The production of a strand of messenger RNA by a particular sequence of DNA is called transcription. While the transcription is still taking place, the mRNA begins to detach from the DNA. Eventually one end of the new mRNA molecule, which is now a long, thin strand, becomes inserted into a small structure called a ribosome, in a manner much like the insertion of a thread into a bead. As the ribosome bead moves along the mRNA thread, the end of the thread may be inserted into a second ribosome, and so on. Using a very high-powered microscope and special staining techniques, scientists can photograph mRNA molecules with their associated ribosome beads.
Ribosomes are made up of protein and RNA. A group of ribosomes linked by mRNA is called a polyribosome or polysome. As each ribosome passes along the mRNA molecule, it “reads” the code, that is, the sequence of nucleotide bases on the mRNA. The reading, called translation, takes place by means of a third type of RNA molecule called transfer RNA (tRNA), which is produced on another segment of the DNA. On one side of the tRNA molecule is a triplet of nucleotides. On the other side is a region to which one specific amino acid can become attached (with the aid of a specific enzyme). The triplet on each tRNA is complementary to one particular sequence of three nucleotides—the codon—on the mRNA strand. Because of this complementarity, the triplet is able to “recognize” and adhere to the codon. For example, the sequence uracil-cytosine-uracil (UCU) on the strand of mRNA attracts the triplet adenine-guanine-adenine (AGA) of the tRNA. The tRNA triplet is known as the anticodon.

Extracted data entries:
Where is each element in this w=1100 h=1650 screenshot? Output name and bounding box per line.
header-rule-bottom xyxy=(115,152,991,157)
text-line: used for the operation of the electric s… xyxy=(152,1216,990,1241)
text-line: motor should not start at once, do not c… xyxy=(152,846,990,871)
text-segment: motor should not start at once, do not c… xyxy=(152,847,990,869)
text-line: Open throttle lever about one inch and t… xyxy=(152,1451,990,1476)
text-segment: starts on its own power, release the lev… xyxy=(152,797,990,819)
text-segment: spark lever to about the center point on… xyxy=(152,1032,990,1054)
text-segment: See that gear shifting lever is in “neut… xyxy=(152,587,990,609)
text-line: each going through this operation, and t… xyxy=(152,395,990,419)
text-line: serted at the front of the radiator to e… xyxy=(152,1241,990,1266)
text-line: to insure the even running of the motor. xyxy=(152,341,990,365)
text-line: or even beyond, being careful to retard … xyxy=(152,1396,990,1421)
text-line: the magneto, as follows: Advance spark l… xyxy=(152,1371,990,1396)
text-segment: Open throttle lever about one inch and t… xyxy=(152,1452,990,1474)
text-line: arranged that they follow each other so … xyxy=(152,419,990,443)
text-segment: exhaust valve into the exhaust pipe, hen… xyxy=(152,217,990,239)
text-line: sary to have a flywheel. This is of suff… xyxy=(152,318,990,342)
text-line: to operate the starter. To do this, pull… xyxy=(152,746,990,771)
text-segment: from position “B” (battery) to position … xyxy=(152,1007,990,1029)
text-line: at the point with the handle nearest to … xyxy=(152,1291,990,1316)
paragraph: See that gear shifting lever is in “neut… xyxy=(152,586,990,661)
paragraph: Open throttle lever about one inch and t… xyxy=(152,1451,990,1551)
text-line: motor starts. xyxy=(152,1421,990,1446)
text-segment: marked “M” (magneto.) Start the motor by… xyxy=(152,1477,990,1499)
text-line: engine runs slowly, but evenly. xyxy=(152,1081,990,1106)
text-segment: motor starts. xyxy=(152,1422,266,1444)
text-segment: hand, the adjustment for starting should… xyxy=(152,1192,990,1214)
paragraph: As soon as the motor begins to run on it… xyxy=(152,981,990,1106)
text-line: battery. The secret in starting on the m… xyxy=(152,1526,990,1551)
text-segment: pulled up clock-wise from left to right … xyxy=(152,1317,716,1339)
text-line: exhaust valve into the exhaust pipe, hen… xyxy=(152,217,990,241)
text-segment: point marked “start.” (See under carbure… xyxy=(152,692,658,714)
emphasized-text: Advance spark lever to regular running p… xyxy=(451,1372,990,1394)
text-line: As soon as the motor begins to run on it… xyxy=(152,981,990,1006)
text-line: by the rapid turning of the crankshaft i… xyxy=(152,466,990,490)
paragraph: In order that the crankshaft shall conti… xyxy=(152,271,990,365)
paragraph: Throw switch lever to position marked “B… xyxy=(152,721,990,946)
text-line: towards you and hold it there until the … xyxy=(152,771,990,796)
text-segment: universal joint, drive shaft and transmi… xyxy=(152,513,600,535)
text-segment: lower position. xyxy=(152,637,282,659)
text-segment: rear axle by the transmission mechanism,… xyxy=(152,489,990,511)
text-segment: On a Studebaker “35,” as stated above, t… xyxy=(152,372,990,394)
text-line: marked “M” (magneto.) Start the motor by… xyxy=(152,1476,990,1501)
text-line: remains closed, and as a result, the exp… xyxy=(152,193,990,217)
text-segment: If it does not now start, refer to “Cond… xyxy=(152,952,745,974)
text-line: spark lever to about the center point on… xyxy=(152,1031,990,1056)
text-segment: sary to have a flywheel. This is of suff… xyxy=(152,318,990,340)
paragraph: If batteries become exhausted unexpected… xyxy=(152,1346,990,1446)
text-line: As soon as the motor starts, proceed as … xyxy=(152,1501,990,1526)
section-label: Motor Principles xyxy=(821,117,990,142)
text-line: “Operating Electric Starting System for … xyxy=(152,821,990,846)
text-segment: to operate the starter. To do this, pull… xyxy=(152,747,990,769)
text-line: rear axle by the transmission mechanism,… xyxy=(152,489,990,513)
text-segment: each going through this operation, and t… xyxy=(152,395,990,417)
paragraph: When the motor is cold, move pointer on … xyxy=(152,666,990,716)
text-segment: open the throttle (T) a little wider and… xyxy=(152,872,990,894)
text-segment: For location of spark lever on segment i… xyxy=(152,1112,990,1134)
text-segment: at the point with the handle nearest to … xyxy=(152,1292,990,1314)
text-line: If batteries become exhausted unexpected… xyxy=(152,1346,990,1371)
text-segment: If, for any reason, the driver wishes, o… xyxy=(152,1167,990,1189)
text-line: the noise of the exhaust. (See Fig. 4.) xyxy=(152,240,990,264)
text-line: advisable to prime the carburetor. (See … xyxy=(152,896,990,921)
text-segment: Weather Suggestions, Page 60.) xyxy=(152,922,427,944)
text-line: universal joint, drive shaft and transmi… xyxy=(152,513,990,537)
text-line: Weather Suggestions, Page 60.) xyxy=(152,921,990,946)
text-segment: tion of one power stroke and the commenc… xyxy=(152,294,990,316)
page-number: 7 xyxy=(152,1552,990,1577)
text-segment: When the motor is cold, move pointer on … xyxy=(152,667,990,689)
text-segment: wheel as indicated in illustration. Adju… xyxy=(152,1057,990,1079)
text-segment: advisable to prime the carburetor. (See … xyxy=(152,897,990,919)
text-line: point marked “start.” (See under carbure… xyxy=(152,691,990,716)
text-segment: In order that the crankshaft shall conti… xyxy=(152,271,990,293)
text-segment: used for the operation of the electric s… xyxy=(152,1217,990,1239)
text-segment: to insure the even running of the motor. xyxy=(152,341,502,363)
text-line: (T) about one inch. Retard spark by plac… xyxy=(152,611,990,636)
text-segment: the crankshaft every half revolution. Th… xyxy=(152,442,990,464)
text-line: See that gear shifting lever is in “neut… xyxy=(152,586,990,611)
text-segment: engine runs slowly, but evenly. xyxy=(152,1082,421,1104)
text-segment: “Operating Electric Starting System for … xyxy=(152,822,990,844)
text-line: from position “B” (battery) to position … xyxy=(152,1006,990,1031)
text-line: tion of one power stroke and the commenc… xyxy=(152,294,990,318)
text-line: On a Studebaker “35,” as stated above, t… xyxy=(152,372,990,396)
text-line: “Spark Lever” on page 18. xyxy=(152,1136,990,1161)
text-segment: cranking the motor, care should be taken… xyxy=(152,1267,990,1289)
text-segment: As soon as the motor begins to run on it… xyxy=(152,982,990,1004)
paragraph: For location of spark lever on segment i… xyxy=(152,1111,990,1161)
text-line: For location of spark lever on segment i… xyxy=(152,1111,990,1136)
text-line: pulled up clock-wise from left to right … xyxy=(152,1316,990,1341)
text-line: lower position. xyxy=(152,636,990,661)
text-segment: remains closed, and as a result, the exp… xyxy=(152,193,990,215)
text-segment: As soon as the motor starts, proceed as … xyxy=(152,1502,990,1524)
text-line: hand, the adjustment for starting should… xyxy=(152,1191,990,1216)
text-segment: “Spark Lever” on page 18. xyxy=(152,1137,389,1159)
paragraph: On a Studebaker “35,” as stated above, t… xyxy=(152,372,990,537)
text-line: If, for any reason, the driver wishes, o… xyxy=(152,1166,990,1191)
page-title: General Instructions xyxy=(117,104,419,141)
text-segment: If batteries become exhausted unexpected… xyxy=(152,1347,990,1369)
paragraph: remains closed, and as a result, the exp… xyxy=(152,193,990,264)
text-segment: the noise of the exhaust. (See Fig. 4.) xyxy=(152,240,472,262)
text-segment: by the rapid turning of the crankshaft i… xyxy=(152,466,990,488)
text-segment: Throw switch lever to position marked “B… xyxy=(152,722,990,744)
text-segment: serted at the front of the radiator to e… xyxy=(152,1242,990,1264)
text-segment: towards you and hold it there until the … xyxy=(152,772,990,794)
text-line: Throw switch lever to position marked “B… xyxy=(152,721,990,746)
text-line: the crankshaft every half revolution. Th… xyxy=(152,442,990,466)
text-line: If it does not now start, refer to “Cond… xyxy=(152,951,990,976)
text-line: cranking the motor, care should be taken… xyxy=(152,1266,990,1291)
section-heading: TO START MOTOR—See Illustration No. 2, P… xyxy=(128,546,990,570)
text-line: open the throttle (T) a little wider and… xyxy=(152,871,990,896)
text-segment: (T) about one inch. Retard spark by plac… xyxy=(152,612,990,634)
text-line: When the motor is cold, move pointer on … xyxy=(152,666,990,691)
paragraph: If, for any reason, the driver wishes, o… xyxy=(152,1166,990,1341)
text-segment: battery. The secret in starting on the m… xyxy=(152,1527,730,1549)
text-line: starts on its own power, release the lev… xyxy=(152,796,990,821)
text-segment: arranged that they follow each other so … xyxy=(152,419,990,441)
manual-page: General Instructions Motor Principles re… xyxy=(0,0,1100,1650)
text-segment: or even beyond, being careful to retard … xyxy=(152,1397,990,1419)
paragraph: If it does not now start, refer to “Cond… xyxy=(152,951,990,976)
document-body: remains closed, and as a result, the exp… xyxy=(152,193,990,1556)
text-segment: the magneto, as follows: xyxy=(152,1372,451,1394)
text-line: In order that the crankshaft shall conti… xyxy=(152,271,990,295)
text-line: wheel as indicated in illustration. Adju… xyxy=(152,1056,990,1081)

Tasks –
1. In the passage on RNA, what is a group of ribosomes linked by mRNA called?
2. Copy everything from "The production of" down to "associated ribosome beads." in the passage on RNA.

Answers for this exercise –
1. A polyribosome, or polysome.

2.
The production of a strand of messenger RNA by a particular sequence of DNA is called transcription. While the transcription is still taking place, the mRNA begins to detach from the DNA. Eventually one end of the new mRNA molecule, which is now a long, thin strand, becomes inserted into a small structure called a ribosome, in a manner much like the insertion of a thread into a bead. As the ribosome bead moves along the mRNA thread, the end of the thread may be inserted into a second ribosome, and so on. Using a very high-powered microscope and special staining techniques, scientists can photograph mRNA molecules with their associated ribosome beads.